Do this: Single out each line with the word "rutebok" and copy it.

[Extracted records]
────────────────────

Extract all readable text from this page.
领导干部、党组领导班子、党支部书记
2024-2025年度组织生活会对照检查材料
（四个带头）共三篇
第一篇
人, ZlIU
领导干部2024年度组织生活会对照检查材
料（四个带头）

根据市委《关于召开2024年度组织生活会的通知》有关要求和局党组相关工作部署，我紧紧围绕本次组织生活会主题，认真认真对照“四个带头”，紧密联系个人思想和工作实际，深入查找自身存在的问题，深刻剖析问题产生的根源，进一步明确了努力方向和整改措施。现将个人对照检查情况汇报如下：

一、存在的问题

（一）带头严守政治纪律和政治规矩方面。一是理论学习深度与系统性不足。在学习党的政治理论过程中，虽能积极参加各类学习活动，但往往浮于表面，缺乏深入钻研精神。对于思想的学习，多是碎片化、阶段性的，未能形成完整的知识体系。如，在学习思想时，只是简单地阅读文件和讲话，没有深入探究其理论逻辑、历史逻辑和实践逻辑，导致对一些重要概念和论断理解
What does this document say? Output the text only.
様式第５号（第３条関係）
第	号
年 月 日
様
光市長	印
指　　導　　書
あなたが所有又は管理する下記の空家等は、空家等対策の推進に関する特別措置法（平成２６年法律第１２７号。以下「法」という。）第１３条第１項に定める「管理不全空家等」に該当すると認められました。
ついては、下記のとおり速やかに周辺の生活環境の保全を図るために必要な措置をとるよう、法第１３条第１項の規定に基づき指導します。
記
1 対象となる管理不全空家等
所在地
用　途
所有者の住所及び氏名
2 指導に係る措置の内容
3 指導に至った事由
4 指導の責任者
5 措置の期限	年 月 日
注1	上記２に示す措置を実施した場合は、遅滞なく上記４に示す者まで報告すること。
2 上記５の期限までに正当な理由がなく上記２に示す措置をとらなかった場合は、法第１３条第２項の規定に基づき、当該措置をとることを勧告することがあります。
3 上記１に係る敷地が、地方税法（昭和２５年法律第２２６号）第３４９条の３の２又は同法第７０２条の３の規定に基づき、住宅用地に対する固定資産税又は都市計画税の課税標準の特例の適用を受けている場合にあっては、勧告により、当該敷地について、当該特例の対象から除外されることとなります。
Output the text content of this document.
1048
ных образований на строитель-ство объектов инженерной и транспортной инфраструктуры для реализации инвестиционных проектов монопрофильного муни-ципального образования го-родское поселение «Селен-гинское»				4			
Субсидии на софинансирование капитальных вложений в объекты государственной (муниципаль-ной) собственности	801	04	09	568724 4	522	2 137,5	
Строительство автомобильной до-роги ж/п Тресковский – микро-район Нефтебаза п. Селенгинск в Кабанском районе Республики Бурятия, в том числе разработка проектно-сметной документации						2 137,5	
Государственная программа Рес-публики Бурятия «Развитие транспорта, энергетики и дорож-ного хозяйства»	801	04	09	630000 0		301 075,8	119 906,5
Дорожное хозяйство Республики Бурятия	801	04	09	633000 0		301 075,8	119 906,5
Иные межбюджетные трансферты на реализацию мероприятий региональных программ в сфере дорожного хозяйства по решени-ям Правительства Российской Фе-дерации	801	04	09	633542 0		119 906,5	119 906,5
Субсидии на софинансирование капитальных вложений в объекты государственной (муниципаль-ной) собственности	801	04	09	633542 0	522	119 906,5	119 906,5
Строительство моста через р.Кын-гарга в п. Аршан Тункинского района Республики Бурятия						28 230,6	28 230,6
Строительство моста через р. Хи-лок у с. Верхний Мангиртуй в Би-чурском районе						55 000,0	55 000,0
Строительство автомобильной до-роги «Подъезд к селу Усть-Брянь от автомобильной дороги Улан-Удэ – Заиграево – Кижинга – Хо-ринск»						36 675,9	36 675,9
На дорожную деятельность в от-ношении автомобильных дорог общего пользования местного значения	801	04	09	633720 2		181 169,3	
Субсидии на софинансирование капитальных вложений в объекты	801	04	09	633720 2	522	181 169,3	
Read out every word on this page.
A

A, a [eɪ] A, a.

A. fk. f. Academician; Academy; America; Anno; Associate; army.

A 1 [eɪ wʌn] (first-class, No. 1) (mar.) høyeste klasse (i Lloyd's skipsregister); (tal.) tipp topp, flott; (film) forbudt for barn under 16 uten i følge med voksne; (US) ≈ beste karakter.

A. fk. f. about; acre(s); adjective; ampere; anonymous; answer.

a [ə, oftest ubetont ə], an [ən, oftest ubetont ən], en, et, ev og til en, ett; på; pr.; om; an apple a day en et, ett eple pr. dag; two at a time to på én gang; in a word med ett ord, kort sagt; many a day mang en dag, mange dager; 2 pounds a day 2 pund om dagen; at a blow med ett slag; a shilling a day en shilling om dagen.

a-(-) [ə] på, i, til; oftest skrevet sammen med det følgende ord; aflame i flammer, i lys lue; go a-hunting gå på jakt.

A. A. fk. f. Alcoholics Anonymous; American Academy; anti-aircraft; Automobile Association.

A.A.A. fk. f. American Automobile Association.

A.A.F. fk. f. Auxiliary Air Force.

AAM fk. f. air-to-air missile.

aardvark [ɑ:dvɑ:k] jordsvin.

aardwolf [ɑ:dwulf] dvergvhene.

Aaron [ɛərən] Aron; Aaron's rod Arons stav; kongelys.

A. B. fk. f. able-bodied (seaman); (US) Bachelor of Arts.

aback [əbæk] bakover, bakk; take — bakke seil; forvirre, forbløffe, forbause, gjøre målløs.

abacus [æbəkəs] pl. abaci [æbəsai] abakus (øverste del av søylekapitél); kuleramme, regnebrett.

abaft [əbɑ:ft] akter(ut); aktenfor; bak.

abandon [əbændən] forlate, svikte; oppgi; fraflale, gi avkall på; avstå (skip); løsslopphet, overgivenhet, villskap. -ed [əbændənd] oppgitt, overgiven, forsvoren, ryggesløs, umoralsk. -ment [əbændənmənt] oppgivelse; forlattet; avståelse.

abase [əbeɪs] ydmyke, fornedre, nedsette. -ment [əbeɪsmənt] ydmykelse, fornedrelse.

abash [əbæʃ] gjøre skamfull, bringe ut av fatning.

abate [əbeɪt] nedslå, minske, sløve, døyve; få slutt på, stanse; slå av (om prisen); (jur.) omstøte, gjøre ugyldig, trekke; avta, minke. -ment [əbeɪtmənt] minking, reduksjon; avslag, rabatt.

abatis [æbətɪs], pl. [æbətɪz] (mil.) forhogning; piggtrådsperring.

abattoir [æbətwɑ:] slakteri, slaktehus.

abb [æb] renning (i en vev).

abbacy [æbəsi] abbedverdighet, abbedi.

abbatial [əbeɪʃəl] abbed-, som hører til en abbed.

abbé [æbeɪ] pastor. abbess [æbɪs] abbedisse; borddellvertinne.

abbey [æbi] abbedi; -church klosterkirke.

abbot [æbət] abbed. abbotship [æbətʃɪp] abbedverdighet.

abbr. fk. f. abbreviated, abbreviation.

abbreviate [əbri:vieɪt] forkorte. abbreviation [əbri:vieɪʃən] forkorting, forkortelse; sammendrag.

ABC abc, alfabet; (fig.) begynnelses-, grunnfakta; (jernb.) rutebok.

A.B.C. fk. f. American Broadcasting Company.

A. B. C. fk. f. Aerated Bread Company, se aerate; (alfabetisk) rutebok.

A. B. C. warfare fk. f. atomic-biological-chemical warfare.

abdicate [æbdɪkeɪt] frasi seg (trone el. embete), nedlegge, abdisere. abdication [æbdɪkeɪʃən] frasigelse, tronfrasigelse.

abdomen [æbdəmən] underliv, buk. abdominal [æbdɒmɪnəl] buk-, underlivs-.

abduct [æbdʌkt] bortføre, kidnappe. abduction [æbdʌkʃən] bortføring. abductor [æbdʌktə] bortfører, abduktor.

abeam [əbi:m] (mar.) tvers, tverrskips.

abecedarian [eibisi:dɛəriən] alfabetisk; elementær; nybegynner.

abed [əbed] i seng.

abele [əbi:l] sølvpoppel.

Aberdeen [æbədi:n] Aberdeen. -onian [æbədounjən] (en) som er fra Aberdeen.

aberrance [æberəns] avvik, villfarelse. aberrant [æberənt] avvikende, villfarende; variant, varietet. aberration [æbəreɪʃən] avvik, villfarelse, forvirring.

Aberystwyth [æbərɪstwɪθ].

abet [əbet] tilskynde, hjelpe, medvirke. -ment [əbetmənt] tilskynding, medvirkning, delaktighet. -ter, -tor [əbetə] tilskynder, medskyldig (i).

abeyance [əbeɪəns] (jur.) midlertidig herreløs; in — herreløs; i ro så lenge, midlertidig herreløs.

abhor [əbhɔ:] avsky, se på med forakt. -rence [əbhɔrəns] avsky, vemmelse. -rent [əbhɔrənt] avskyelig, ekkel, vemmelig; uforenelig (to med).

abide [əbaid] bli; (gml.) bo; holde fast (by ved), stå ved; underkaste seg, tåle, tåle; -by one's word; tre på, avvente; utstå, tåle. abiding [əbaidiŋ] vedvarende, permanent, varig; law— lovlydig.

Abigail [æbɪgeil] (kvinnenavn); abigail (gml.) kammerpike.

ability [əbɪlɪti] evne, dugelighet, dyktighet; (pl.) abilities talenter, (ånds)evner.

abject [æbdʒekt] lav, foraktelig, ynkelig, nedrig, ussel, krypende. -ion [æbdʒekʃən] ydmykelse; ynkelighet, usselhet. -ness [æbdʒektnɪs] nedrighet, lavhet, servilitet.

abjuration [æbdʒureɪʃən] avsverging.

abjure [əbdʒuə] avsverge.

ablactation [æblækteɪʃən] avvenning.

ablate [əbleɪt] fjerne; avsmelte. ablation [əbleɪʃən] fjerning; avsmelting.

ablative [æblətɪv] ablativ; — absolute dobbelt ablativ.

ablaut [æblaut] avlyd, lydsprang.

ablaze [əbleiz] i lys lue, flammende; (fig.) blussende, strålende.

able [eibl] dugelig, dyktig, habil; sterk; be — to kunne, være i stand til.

────────────────────

Correct output:
ABC abc, alfabet; (fig.) begynnelses-, grunnfakta; (jernb.) rutebok.
A. B. C. fk. f. Aerated Bread Company, se aerate; (alfabetisk) rutebok.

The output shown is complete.